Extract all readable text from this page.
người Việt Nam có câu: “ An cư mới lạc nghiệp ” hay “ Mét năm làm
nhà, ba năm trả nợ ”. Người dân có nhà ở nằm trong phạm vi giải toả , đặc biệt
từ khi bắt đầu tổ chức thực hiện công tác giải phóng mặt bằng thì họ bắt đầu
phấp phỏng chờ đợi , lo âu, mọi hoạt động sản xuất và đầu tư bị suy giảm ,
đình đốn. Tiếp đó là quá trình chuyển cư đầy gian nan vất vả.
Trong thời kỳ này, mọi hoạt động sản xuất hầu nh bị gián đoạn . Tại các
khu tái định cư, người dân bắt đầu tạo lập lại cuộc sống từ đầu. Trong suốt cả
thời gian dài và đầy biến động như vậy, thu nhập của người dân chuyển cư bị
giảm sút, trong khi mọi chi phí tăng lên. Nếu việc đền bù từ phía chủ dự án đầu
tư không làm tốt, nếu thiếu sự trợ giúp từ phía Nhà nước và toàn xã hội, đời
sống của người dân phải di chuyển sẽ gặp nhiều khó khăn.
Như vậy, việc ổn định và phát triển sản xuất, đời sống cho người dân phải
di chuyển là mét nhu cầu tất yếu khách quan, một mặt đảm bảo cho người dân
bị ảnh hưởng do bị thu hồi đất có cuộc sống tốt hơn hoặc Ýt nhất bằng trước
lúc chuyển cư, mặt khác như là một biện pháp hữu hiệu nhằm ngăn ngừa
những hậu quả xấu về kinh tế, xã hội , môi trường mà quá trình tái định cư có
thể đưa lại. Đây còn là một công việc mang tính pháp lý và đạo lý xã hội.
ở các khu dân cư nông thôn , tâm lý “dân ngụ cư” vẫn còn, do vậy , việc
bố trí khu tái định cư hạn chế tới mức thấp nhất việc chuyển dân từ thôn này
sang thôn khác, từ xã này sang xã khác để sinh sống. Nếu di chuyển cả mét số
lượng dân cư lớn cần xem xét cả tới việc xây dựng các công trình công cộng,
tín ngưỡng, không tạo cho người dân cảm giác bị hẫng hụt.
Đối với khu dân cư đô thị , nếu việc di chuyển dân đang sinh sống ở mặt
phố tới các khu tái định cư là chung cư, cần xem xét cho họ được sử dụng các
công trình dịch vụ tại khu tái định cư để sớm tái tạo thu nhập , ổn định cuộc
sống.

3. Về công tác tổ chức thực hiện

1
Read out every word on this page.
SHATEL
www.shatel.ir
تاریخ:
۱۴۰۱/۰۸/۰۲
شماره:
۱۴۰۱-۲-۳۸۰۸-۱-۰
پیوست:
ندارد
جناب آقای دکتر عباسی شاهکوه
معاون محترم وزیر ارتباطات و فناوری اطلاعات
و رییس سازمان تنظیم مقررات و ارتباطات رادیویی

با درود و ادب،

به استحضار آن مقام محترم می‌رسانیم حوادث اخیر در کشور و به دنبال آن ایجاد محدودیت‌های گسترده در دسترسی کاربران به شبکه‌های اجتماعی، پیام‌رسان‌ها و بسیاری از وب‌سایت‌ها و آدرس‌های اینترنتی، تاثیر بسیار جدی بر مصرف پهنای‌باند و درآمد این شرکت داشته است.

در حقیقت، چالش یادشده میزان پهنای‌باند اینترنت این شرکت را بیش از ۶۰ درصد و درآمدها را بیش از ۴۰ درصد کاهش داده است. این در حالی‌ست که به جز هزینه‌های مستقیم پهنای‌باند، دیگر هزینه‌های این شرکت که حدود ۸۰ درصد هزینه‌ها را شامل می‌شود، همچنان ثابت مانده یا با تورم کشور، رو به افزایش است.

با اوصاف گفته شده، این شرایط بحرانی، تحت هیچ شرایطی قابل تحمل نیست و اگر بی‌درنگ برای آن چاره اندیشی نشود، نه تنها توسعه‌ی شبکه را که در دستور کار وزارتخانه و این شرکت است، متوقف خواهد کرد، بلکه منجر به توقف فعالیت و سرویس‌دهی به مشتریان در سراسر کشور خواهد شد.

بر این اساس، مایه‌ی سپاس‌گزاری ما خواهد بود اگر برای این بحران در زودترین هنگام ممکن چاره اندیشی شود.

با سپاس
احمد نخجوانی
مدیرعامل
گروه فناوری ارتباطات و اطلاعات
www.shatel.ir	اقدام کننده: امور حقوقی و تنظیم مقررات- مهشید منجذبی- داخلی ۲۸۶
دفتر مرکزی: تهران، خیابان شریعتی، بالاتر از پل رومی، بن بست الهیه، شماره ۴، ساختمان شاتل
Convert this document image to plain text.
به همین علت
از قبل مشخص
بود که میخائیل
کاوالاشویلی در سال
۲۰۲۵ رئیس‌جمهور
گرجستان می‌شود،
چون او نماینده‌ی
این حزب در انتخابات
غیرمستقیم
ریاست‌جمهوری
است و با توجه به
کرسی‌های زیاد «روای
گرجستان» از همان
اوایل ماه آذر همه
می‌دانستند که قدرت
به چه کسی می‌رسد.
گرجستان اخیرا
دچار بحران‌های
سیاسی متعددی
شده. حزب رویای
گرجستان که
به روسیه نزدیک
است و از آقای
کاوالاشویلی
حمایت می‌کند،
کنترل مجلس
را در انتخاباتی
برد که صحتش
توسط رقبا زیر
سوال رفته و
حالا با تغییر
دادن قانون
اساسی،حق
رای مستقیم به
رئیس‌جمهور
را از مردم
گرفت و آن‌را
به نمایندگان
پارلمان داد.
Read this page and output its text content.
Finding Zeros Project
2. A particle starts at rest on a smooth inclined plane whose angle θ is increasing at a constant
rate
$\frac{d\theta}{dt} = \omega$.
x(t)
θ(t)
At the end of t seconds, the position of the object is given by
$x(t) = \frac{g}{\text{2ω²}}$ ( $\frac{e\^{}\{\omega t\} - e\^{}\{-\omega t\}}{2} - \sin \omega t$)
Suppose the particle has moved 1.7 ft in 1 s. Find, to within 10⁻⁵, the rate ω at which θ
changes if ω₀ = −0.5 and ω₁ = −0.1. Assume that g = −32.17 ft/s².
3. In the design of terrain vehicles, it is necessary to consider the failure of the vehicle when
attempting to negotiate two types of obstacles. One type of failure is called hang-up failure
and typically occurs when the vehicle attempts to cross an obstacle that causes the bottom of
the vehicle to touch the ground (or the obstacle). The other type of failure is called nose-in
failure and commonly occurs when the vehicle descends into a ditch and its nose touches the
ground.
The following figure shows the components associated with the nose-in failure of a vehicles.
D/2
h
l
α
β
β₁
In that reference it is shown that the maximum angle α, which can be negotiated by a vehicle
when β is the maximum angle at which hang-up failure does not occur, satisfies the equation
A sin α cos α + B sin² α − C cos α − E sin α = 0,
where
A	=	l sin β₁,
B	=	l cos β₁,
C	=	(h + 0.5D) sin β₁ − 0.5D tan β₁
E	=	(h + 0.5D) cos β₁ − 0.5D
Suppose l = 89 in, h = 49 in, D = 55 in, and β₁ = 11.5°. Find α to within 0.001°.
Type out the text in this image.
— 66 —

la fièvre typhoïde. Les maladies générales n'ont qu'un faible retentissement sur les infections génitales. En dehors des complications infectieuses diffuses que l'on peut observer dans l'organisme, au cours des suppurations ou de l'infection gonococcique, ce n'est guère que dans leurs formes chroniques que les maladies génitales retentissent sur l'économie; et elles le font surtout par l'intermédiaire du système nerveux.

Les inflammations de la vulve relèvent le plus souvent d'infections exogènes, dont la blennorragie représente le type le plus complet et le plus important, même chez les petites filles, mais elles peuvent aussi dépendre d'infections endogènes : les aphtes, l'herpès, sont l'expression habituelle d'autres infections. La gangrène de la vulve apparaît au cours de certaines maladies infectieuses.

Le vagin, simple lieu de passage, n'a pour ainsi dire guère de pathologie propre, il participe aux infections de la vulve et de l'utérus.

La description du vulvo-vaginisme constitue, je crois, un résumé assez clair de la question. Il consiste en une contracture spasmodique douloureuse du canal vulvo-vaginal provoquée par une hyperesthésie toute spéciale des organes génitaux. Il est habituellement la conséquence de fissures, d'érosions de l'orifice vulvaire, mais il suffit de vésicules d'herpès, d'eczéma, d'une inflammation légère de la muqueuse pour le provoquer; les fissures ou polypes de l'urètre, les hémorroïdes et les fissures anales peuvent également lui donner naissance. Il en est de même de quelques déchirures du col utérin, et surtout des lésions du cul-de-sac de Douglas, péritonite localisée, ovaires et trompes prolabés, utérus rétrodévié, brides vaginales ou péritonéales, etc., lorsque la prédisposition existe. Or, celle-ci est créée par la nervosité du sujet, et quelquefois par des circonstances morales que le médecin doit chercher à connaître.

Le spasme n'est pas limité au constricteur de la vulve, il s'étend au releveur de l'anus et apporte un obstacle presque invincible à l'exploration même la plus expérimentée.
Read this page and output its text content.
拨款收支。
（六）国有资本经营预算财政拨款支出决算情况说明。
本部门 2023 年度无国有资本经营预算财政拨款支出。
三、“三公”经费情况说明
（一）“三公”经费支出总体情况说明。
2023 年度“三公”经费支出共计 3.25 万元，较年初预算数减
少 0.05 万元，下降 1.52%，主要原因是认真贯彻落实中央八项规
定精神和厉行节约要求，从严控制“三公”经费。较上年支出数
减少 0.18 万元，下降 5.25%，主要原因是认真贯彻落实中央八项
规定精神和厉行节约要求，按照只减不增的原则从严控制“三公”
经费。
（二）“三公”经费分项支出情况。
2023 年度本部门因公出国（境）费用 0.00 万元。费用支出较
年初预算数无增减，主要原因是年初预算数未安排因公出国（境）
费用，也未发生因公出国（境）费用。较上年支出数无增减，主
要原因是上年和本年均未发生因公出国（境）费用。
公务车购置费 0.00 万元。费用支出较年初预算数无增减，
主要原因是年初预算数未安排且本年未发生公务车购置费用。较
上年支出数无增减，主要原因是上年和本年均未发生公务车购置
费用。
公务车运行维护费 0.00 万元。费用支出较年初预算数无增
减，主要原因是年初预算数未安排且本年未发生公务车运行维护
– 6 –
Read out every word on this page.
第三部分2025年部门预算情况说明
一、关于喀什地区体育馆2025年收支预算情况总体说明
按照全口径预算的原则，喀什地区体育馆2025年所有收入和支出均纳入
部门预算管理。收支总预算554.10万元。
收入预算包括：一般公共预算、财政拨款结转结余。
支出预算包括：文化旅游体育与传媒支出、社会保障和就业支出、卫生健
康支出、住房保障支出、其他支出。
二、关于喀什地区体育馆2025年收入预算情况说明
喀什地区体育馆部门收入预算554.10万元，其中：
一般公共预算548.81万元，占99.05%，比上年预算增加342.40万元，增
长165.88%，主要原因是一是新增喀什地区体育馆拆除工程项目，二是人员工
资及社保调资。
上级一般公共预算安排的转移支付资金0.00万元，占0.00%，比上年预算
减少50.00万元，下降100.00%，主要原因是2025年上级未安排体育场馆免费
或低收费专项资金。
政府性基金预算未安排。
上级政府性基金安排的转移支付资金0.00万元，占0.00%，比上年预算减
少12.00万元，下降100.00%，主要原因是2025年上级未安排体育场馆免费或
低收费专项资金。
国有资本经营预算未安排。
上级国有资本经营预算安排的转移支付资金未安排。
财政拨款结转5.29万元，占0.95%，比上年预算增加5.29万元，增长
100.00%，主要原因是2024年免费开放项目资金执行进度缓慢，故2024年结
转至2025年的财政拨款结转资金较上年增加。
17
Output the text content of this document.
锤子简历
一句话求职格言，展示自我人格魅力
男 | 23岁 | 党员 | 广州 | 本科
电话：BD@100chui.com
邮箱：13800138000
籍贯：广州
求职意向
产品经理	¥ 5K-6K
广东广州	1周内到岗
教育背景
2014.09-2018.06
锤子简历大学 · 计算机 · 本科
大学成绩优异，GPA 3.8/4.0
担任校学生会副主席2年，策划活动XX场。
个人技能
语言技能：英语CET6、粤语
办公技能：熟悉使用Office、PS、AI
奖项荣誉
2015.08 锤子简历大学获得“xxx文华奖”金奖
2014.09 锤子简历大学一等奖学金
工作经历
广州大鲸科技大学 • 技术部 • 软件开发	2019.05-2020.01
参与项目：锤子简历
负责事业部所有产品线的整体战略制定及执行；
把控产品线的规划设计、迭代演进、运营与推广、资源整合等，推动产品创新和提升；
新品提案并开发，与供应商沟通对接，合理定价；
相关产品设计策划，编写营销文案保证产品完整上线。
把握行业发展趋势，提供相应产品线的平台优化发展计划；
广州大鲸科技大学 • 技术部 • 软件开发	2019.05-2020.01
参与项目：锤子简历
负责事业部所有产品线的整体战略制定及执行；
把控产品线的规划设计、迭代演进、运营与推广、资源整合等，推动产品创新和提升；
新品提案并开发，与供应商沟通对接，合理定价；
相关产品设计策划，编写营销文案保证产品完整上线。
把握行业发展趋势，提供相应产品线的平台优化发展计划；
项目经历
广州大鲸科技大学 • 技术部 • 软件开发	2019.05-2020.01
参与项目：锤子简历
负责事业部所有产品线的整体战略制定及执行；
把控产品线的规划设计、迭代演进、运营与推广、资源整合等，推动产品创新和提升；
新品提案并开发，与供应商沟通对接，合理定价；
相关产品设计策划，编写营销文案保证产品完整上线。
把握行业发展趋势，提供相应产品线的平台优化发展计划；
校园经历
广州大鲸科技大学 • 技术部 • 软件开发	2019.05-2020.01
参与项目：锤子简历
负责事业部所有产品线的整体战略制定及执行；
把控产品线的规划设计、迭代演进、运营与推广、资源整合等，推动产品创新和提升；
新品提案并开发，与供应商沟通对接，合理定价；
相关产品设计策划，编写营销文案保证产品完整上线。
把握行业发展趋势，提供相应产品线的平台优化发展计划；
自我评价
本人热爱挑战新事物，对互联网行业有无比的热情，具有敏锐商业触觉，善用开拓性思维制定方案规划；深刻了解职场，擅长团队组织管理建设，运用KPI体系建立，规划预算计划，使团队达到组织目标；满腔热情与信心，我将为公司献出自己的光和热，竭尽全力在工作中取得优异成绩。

|---|

--- AIM ---
Show every line in the entries where the string "xuất" occurs.

--- CORRECT RESPONSE ---
phấp phỏng chờ đợi , lo âu, mọi hoạt động sản xuất và đầu tư bị suy giảm ,
Trong thời kỳ này, mọi hoạt động sản xuất hầu nh bị gián đoạn . Tại các
Như vậy, việc ổn định và phát triển sản xuất, đời sống cho người dân phải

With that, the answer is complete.